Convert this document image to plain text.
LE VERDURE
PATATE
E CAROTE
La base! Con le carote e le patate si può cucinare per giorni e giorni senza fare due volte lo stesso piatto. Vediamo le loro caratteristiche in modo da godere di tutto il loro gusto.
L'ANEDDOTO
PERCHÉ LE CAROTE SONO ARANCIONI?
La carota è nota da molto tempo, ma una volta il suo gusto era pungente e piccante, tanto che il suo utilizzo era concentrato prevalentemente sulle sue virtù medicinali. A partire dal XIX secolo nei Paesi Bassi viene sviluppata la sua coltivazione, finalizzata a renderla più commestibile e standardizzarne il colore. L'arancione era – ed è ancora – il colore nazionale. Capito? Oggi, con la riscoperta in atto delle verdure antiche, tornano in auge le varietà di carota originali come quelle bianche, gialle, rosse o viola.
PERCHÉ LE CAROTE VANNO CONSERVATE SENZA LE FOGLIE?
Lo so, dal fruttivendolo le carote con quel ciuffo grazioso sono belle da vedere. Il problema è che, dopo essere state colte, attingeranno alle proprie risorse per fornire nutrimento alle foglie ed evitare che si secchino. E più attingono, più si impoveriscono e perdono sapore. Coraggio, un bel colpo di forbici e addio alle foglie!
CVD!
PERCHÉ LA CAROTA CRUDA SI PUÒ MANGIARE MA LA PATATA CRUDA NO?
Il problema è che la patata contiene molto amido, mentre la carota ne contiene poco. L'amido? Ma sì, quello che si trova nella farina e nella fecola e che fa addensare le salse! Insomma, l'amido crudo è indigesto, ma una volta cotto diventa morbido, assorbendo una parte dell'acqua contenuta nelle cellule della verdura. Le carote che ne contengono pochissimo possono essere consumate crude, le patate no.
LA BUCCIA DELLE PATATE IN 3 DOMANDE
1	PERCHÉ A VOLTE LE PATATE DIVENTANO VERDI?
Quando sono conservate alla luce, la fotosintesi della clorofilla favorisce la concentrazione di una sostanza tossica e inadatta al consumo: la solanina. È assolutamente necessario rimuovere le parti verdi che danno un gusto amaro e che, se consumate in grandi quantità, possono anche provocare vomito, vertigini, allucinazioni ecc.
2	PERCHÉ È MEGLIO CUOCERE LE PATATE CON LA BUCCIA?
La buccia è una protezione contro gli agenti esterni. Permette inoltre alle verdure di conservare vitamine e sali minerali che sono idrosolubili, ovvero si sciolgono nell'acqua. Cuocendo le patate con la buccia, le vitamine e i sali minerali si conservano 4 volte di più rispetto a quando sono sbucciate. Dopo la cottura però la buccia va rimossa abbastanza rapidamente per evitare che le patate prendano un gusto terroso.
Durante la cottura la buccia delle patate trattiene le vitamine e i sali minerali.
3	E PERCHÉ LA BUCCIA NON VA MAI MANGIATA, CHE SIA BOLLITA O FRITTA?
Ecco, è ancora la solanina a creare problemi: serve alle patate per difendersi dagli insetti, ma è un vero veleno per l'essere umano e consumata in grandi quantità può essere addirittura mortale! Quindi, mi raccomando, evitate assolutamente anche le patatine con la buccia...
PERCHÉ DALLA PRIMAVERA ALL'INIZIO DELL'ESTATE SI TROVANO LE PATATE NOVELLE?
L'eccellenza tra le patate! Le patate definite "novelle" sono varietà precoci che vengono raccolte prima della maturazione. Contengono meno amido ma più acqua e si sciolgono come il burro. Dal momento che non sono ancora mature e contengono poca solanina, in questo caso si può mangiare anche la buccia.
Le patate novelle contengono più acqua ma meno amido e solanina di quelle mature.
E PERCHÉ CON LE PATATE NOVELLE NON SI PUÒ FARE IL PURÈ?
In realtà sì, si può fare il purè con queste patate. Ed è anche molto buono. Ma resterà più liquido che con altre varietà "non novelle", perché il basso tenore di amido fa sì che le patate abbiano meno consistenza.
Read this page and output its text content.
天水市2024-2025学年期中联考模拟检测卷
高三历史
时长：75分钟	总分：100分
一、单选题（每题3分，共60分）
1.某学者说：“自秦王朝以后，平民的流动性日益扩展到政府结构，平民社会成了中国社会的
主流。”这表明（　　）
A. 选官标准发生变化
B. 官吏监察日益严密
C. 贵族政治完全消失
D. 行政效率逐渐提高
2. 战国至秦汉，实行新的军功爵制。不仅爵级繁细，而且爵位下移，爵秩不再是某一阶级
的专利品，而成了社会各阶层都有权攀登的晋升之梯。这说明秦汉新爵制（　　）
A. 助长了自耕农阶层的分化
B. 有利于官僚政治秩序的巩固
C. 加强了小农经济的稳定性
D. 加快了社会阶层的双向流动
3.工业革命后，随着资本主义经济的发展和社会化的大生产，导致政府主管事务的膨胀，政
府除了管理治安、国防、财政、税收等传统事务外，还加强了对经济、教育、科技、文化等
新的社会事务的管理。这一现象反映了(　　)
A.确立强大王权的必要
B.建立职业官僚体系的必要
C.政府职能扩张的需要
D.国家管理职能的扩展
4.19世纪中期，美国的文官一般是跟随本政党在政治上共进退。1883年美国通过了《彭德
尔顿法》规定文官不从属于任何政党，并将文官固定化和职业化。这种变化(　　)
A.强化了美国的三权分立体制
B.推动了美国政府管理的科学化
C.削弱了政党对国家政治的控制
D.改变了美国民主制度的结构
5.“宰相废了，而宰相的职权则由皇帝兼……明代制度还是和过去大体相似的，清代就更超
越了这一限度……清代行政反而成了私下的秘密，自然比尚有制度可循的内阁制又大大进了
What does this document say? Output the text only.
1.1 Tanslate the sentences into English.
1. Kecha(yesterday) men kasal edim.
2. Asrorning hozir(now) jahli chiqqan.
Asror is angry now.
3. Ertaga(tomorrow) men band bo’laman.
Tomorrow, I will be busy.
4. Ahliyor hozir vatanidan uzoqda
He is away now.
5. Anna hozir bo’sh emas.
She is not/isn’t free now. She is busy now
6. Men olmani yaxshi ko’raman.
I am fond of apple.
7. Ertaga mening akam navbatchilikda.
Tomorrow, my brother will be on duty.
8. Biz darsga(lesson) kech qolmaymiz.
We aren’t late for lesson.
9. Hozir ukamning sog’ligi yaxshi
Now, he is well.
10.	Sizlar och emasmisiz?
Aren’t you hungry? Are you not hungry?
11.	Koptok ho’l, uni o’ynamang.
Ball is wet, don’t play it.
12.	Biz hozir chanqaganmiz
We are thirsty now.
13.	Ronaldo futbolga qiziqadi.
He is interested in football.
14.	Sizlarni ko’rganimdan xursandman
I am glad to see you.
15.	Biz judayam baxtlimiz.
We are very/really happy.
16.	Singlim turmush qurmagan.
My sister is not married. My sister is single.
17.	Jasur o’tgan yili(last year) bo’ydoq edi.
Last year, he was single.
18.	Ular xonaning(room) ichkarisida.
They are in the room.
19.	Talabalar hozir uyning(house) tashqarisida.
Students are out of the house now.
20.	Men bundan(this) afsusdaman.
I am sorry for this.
....................
Given exercise: Copy the lines from the entries above in which the word "single" appears.

Result of this task:
My sister is not married. My sister is single.
Last year, he was single.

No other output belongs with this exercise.